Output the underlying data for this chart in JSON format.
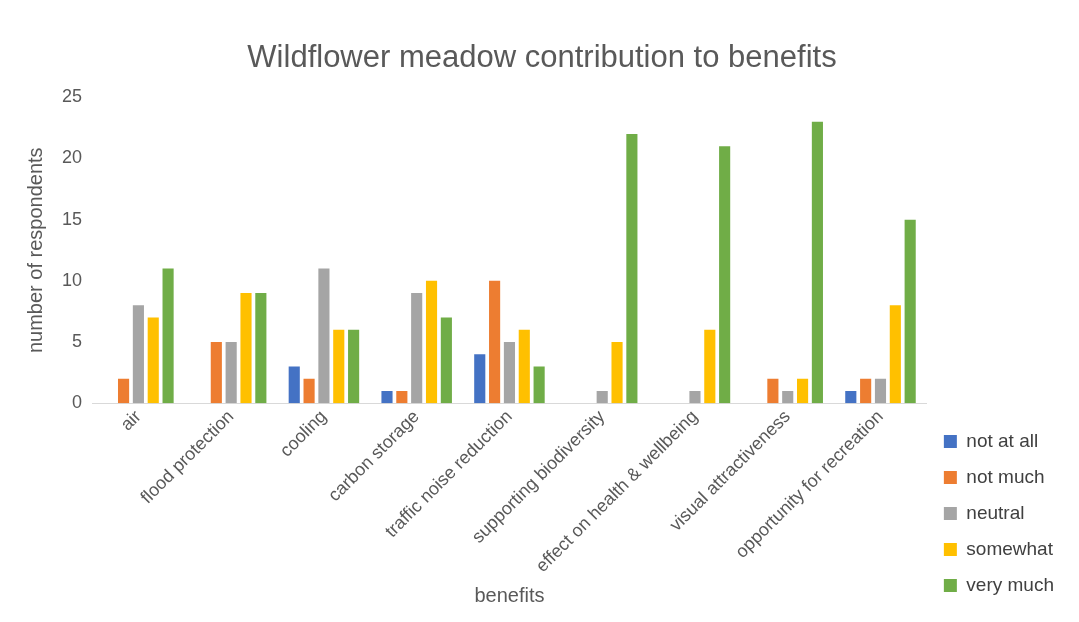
{
  "chart_data": {
    "type": "bar",
    "title": "Wildflower meadow contribution to benefits",
    "xlabel": "benefits",
    "ylabel": "number of respondents",
    "categories": [
      "air",
      "flood protection",
      "cooling",
      "carbon storage",
      "traffic noise reduction",
      "supporting biodiversity",
      "effect on health & wellbeing",
      "visual attractiveness",
      "opportunity for recreation"
    ],
    "series": [
      {
        "name": "not at all",
        "color": "#4472c4",
        "values": [
          0,
          0,
          3,
          1,
          4,
          0,
          0,
          0,
          1
        ]
      },
      {
        "name": "not much",
        "color": "#ed7d31",
        "values": [
          2,
          5,
          2,
          1,
          10,
          0,
          0,
          2,
          2
        ]
      },
      {
        "name": "neutral",
        "color": "#a5a5a5",
        "values": [
          8,
          5,
          11,
          9,
          5,
          1,
          1,
          1,
          2
        ]
      },
      {
        "name": "somewhat",
        "color": "#ffc000",
        "values": [
          7,
          9,
          6,
          10,
          6,
          5,
          6,
          2,
          8
        ]
      },
      {
        "name": "very much",
        "color": "#70ad47",
        "values": [
          11,
          9,
          6,
          7,
          3,
          22,
          21,
          23,
          15
        ]
      }
    ],
    "ylim": [
      0,
      25
    ],
    "yticks": [
      0,
      5,
      10,
      15,
      20,
      25
    ],
    "legend": "bottom right"
  }
}
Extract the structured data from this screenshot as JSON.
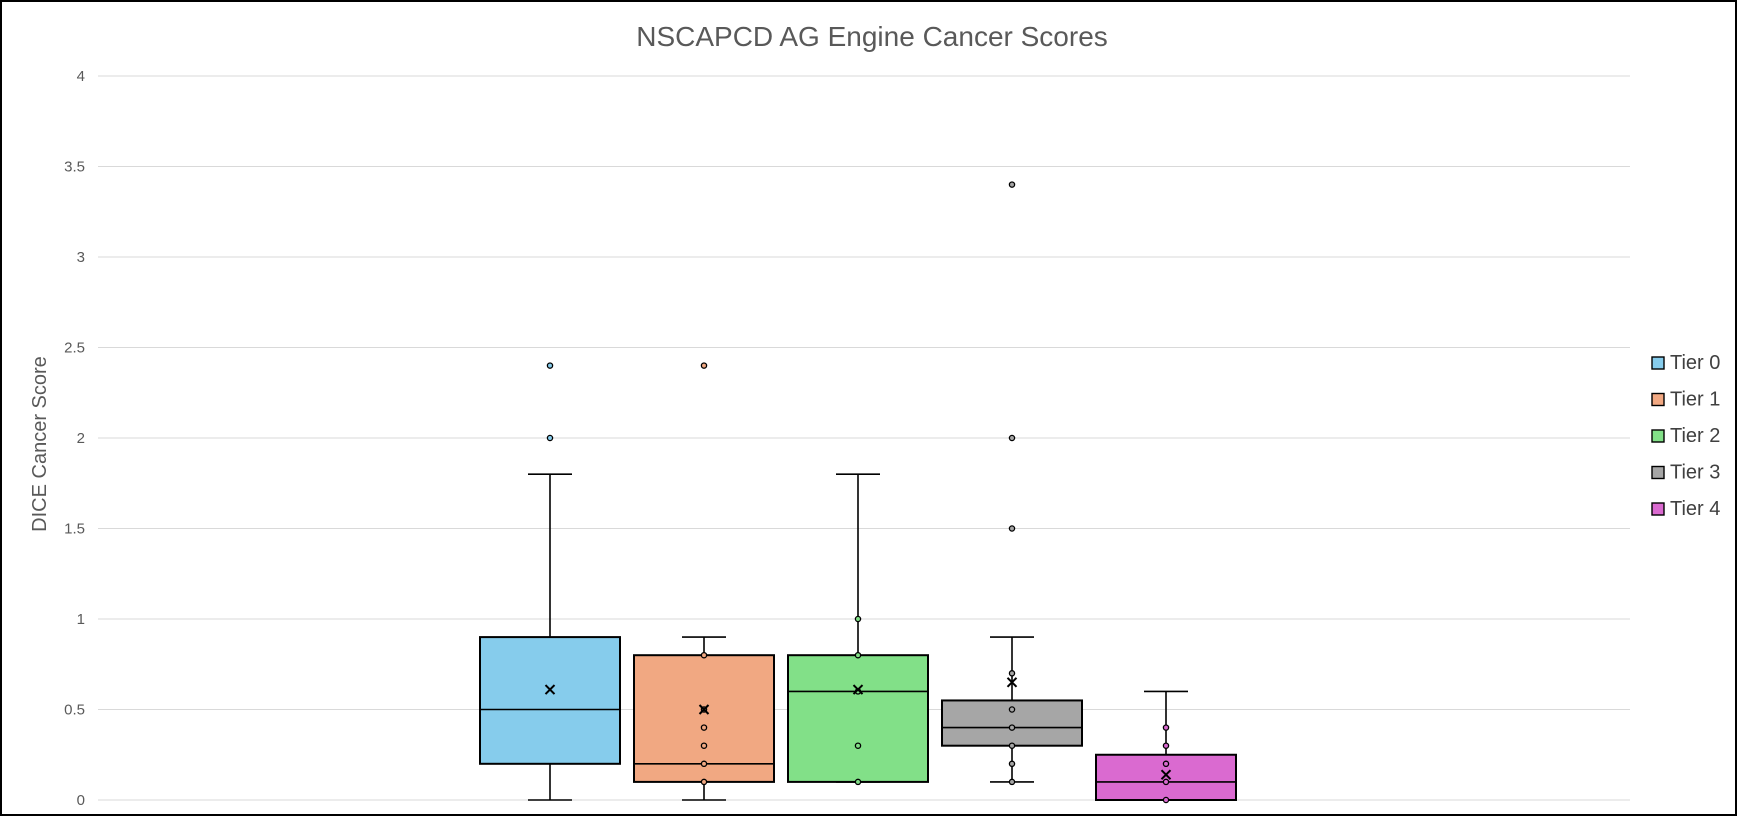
{
  "chart_data": {
    "type": "box",
    "title": "NSCAPCD AG Engine Cancer Scores",
    "xlabel": "",
    "ylabel": "DICE Cancer Score",
    "ylim": [
      0,
      4
    ],
    "yticks": [
      "0",
      "0.5",
      "1",
      "1.5",
      "2",
      "2.5",
      "3",
      "3.5",
      "4"
    ],
    "grid": true,
    "legend_position": "right",
    "series": [
      {
        "name": "Tier 0",
        "color": "#86ccec",
        "min": 0,
        "q1": 0.2,
        "median": 0.5,
        "q3": 0.9,
        "max": 1.8,
        "mean": 0.61,
        "points": [],
        "outliers": [
          2.0,
          2.4
        ]
      },
      {
        "name": "Tier 1",
        "color": "#f1a882",
        "min": 0,
        "q1": 0.1,
        "median": 0.2,
        "q3": 0.8,
        "max": 0.9,
        "mean": 0.5,
        "points": [
          0.8,
          0.5,
          0.4,
          0.3,
          0.2,
          0.1
        ],
        "outliers": [
          2.4
        ]
      },
      {
        "name": "Tier 2",
        "color": "#82e088",
        "min": 0.1,
        "q1": 0.1,
        "median": 0.6,
        "q3": 0.8,
        "max": 1.8,
        "mean": 0.61,
        "points": [
          1.0,
          0.8,
          0.6,
          0.3,
          0.1
        ],
        "outliers": []
      },
      {
        "name": "Tier 3",
        "color": "#a6a6a6",
        "min": 0.1,
        "q1": 0.3,
        "median": 0.4,
        "q3": 0.55,
        "max": 0.9,
        "mean": 0.65,
        "points": [
          0.7,
          0.5,
          0.4,
          0.3,
          0.2,
          0.1
        ],
        "outliers": [
          1.5,
          2.0,
          3.4
        ]
      },
      {
        "name": "Tier 4",
        "color": "#da6ad0",
        "min": 0,
        "q1": 0,
        "median": 0.1,
        "q3": 0.25,
        "max": 0.6,
        "mean": 0.14,
        "points": [
          0.4,
          0.3,
          0.2,
          0.1,
          0
        ],
        "outliers": []
      }
    ]
  }
}
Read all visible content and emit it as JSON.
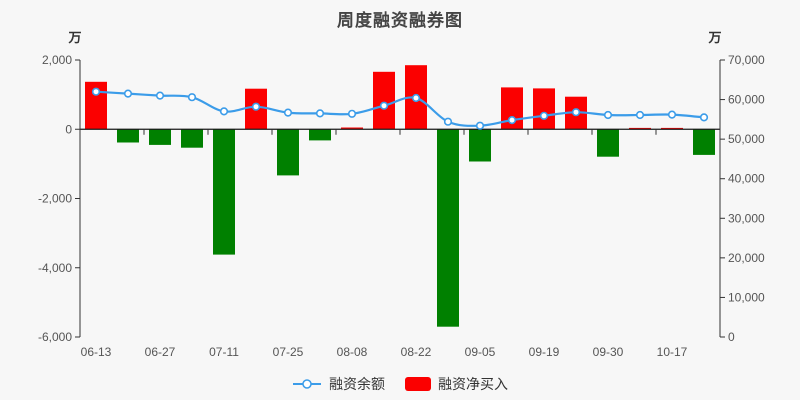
{
  "chart": {
    "title": "周度融资融券图",
    "background": "#f7f7f7",
    "left_axis": {
      "unit": "万",
      "tick_labels": [
        "2,000",
        "0",
        "-2,000",
        "-4,000",
        "-6,000"
      ],
      "tick_values": [
        2000,
        0,
        -2000,
        -4000,
        -6000
      ],
      "min": -6000,
      "max": 2000
    },
    "right_axis": {
      "unit": "万",
      "tick_labels": [
        "70,000",
        "60,000",
        "50,000",
        "40,000",
        "30,000",
        "20,000",
        "10,000",
        "0"
      ],
      "tick_values": [
        70000,
        60000,
        50000,
        40000,
        30000,
        20000,
        10000,
        0
      ],
      "min": 0,
      "max": 70000
    },
    "colors": {
      "line": "#3b9ce9",
      "bar_positive": "#fb0000",
      "bar_negative": "#008000",
      "axis_line": "#333333",
      "zero_line": "#1a1a1a",
      "tick_label": "#555555",
      "marker_fill": "#ffffff"
    }
  },
  "chart_data": {
    "type": "bar+line combo",
    "categories": [
      "06-13",
      "",
      "06-27",
      "",
      "07-11",
      "",
      "07-25",
      "",
      "08-08",
      "",
      "08-22",
      "",
      "09-05",
      "",
      "09-19",
      "",
      "09-30",
      "",
      "10-17",
      ""
    ],
    "series": [
      {
        "name": "融资余额",
        "type": "line",
        "axis": "right",
        "values": [
          62000,
          61500,
          61000,
          60600,
          57000,
          58200,
          56700,
          56500,
          56400,
          58450,
          60400,
          54400,
          53400,
          54800,
          55900,
          56800,
          56100,
          56100,
          56200,
          55500
        ]
      },
      {
        "name": "融资净买入",
        "type": "bar",
        "axis": "left",
        "values": [
          1370,
          -380,
          -450,
          -530,
          -3620,
          1170,
          -1330,
          -320,
          50,
          1660,
          1850,
          -5700,
          -930,
          1210,
          1180,
          940,
          -790,
          40,
          40,
          -740
        ]
      }
    ],
    "left_ylim": [
      -6000,
      2000
    ],
    "right_ylim": [
      0,
      70000
    ],
    "grid": "off",
    "legend_position": "bottom-center"
  },
  "legend": {
    "items": [
      {
        "label": "融资余额",
        "type": "line"
      },
      {
        "label": "融资净买入",
        "type": "bar"
      }
    ]
  }
}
+ + + + + + +
STATED TASK: Pictures stay out of the copy; please restate every record above exactly.

COMPLETE RESPONSE:
Output the underlying data for this chart in JSON format.
{
  "chart_data": {
    "type": "bar",
    "title": "Wildflower meadow contribution to benefits",
    "xlabel": "benefits",
    "ylabel": "number of respondents",
    "categories": [
      "air",
      "flood protection",
      "cooling",
      "carbon storage",
      "traffic noise reduction",
      "supporting biodiversity",
      "effect on health & wellbeing",
      "visual attractiveness",
      "opportunity for recreation"
    ],
    "series": [
      {
        "name": "not at all",
        "color": "#4472c4",
        "values": [
          0,
          0,
          3,
          1,
          4,
          0,
          0,
          0,
          1
        ]
      },
      {
        "name": "not much",
        "color": "#ed7d31",
        "values": [
          2,
          5,
          2,
          1,
          10,
          0,
          0,
          2,
          2
        ]
      },
      {
        "name": "neutral",
        "color": "#a5a5a5",
        "values": [
          8,
          5,
          11,
          9,
          5,
          1,
          1,
          1,
          2
        ]
      },
      {
        "name": "somewhat",
        "color": "#ffc000",
        "values": [
          7,
          9,
          6,
          10,
          6,
          5,
          6,
          2,
          8
        ]
      },
      {
        "name": "very much",
        "color": "#70ad47",
        "values": [
          11,
          9,
          6,
          7,
          3,
          22,
          21,
          23,
          15
        ]
      }
    ],
    "ylim": [
      0,
      25
    ],
    "yticks": [
      0,
      5,
      10,
      15,
      20,
      25
    ],
    "legend": "bottom right"
  }
}
Extract the structured data from this screenshot as JSON.
{
  "chart_data": {
    "type": "box",
    "title": "NSCAPCD AG Engine Cancer Scores",
    "xlabel": "",
    "ylabel": "DICE Cancer Score",
    "ylim": [
      0,
      4
    ],
    "yticks": [
      "0",
      "0.5",
      "1",
      "1.5",
      "2",
      "2.5",
      "3",
      "3.5",
      "4"
    ],
    "grid": true,
    "legend_position": "right",
    "series": [
      {
        "name": "Tier 0",
        "color": "#86ccec",
        "min": 0,
        "q1": 0.2,
        "median": 0.5,
        "q3": 0.9,
        "max": 1.8,
        "mean": 0.61,
        "points": [],
        "outliers": [
          2.0,
          2.4
        ]
      },
      {
        "name": "Tier 1",
        "color": "#f1a882",
        "min": 0,
        "q1": 0.1,
        "median": 0.2,
        "q3": 0.8,
        "max": 0.9,
        "mean": 0.5,
        "points": [
          0.8,
          0.5,
          0.4,
          0.3,
          0.2,
          0.1
        ],
        "outliers": [
          2.4
        ]
      },
      {
        "name": "Tier 2",
        "color": "#82e088",
        "min": 0.1,
        "q1": 0.1,
        "median": 0.6,
        "q3": 0.8,
        "max": 1.8,
        "mean": 0.61,
        "points": [
          1.0,
          0.8,
          0.6,
          0.3,
          0.1
        ],
        "outliers": []
      },
      {
        "name": "Tier 3",
        "color": "#a6a6a6",
        "min": 0.1,
        "q1": 0.3,
        "median": 0.4,
        "q3": 0.55,
        "max": 0.9,
        "mean": 0.65,
        "points": [
          0.7,
          0.5,
          0.4,
          0.3,
          0.2,
          0.1
        ],
        "outliers": [
          1.5,
          2.0,
          3.4
        ]
      },
      {
        "name": "Tier 4",
        "color": "#da6ad0",
        "min": 0,
        "q1": 0,
        "median": 0.1,
        "q3": 0.25,
        "max": 0.6,
        "mean": 0.14,
        "points": [
          0.4,
          0.3,
          0.2,
          0.1,
          0
        ],
        "outliers": []
      }
    ]
  }
}
Read all visible content and emit it as JSON.
{
  "chart": {
    "title": "周度融资融券图",
    "background": "#f7f7f7",
    "left_axis": {
      "unit": "万",
      "tick_labels": [
        "2,000",
        "0",
        "-2,000",
        "-4,000",
        "-6,000"
      ],
      "tick_values": [
        2000,
        0,
        -2000,
        -4000,
        -6000
      ],
      "min": -6000,
      "max": 2000
    },
    "right_axis": {
      "unit": "万",
      "tick_labels": [
        "70,000",
        "60,000",
        "50,000",
        "40,000",
        "30,000",
        "20,000",
        "10,000",
        "0"
      ],
      "tick_values": [
        70000,
        60000,
        50000,
        40000,
        30000,
        20000,
        10000,
        0
      ],
      "min": 0,
      "max": 70000
    },
    "colors": {
      "line": "#3b9ce9",
      "bar_positive": "#fb0000",
      "bar_negative": "#008000",
      "axis_line": "#333333",
      "zero_line": "#1a1a1a",
      "tick_label": "#555555",
      "marker_fill": "#ffffff"
    }
  },
  "chart_data": {
    "type": "bar+line combo",
    "categories": [
      "06-13",
      "",
      "06-27",
      "",
      "07-11",
      "",
      "07-25",
      "",
      "08-08",
      "",
      "08-22",
      "",
      "09-05",
      "",
      "09-19",
      "",
      "09-30",
      "",
      "10-17",
      ""
    ],
    "series": [
      {
        "name": "融资余额",
        "type": "line",
        "axis": "right",
        "values": [
          62000,
          61500,
          61000,
          60600,
          57000,
          58200,
          56700,
          56500,
          56400,
          58450,
          60400,
          54400,
          53400,
          54800,
          55900,
          56800,
          56100,
          56100,
          56200,
          55500
        ]
      },
      {
        "name": "融资净买入",
        "type": "bar",
        "axis": "left",
        "values": [
          1370,
          -380,
          -450,
          -530,
          -3620,
          1170,
          -1330,
          -320,
          50,
          1660,
          1850,
          -5700,
          -930,
          1210,
          1180,
          940,
          -790,
          40,
          40,
          -740
        ]
      }
    ],
    "left_ylim": [
      -6000,
      2000
    ],
    "right_ylim": [
      0,
      70000
    ],
    "grid": "off",
    "legend_position": "bottom-center"
  },
  "legend": {
    "items": [
      {
        "label": "融资余额",
        "type": "line"
      },
      {
        "label": "融资净买入",
        "type": "bar"
      }
    ]
  }
}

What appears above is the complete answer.